**SET TASK:** Leave out the pictures and copy every record exactly.

**INFORMATION SUPPLIED:**
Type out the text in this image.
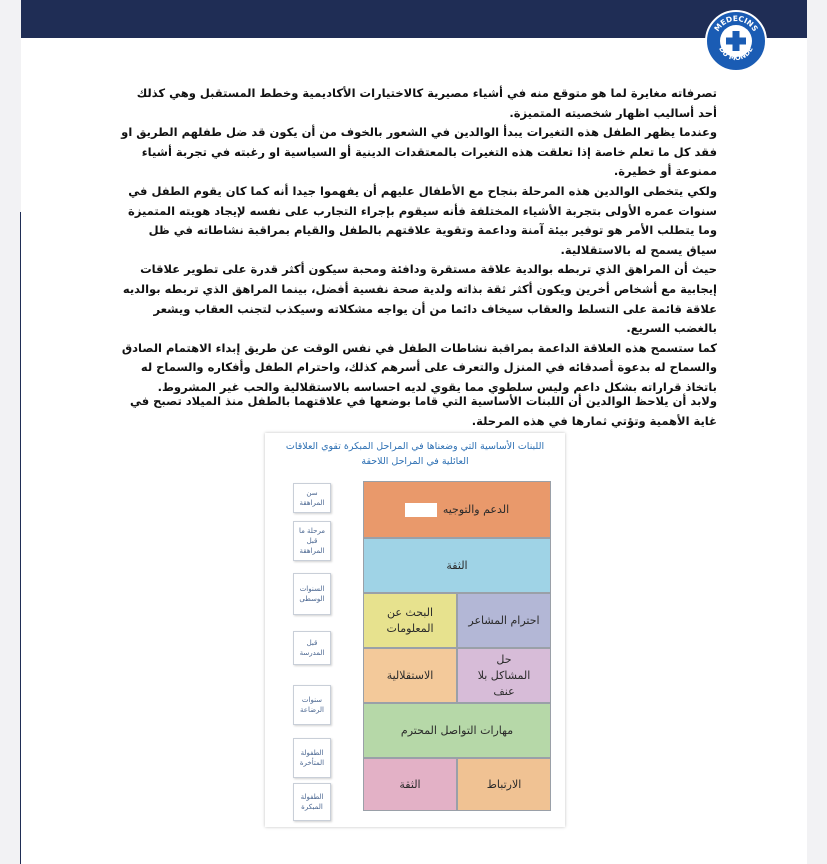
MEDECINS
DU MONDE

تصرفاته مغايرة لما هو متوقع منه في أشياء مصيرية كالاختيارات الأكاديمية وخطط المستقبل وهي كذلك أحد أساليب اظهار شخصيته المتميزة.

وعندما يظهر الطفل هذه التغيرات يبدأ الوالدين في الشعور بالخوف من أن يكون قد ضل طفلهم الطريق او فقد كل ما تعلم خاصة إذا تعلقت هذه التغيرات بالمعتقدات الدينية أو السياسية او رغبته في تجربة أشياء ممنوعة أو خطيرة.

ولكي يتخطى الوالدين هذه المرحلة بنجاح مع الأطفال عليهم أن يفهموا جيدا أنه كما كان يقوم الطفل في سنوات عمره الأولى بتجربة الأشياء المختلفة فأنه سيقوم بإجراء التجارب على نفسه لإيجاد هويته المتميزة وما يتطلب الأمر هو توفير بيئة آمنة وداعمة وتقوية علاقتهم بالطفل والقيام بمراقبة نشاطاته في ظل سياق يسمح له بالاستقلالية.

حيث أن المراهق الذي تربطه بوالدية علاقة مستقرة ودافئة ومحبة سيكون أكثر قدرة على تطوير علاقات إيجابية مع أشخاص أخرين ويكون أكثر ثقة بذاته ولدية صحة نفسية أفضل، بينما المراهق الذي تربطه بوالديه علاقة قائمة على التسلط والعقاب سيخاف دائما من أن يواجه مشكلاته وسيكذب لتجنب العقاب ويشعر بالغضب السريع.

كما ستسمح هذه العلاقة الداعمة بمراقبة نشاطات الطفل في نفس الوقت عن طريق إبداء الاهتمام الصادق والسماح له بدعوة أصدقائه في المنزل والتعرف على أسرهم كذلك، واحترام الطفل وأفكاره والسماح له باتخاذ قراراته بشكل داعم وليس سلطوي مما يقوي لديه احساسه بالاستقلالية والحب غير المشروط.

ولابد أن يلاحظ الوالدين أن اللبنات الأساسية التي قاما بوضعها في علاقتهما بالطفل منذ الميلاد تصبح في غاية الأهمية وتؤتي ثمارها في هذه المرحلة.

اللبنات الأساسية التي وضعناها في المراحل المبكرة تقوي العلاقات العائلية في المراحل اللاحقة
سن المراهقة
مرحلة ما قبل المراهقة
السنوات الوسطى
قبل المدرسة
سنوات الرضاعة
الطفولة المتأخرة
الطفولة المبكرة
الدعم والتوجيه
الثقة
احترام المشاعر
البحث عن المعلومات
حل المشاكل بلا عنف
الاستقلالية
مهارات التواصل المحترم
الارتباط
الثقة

**TASK RESPONSE:**
Type out the text in this image.
MEDECINS
DU MONDE

تصرفاته مغايرة لما هو متوقع منه في أشياء مصيرية كالاختيارات الأكاديمية وخطط المستقبل وهي كذلك أحد أساليب اظهار شخصيته المتميزة.

وعندما يظهر الطفل هذه التغيرات يبدأ الوالدين في الشعور بالخوف من أن يكون قد ضل طفلهم الطريق او فقد كل ما تعلم خاصة إذا تعلقت هذه التغيرات بالمعتقدات الدينية أو السياسية او رغبته في تجربة أشياء ممنوعة أو خطيرة.

ولكي يتخطى الوالدين هذه المرحلة بنجاح مع الأطفال عليهم أن يفهموا جيدا أنه كما كان يقوم الطفل في سنوات عمره الأولى بتجربة الأشياء المختلفة فأنه سيقوم بإجراء التجارب على نفسه لإيجاد هويته المتميزة وما يتطلب الأمر هو توفير بيئة آمنة وداعمة وتقوية علاقتهم بالطفل والقيام بمراقبة نشاطاته في ظل سياق يسمح له بالاستقلالية.

حيث أن المراهق الذي تربطه بوالدية علاقة مستقرة ودافئة ومحبة سيكون أكثر قدرة على تطوير علاقات إيجابية مع أشخاص أخرين ويكون أكثر ثقة بذاته ولدية صحة نفسية أفضل، بينما المراهق الذي تربطه بوالديه علاقة قائمة على التسلط والعقاب سيخاف دائما من أن يواجه مشكلاته وسيكذب لتجنب العقاب ويشعر بالغضب السريع.

كما ستسمح هذه العلاقة الداعمة بمراقبة نشاطات الطفل في نفس الوقت عن طريق إبداء الاهتمام الصادق والسماح له بدعوة أصدقائه في المنزل والتعرف على أسرهم كذلك، واحترام الطفل وأفكاره والسماح له باتخاذ قراراته بشكل داعم وليس سلطوي مما يقوي لديه احساسه بالاستقلالية والحب غير المشروط.

ولابد أن يلاحظ الوالدين أن اللبنات الأساسية التي قاما بوضعها في علاقتهما بالطفل منذ الميلاد تصبح في غاية الأهمية وتؤتي ثمارها في هذه المرحلة.

اللبنات الأساسية التي وضعناها في المراحل المبكرة تقوي العلاقات العائلية في المراحل اللاحقة
سن المراهقة
مرحلة ما قبل المراهقة
السنوات الوسطى
قبل المدرسة
سنوات الرضاعة
الطفولة المتأخرة
الطفولة المبكرة
الدعم والتوجيه
الثقة
احترام المشاعر
البحث عن المعلومات
حل المشاكل بلا عنف
الاستقلالية
مهارات التواصل المحترم
الارتباط
الثقة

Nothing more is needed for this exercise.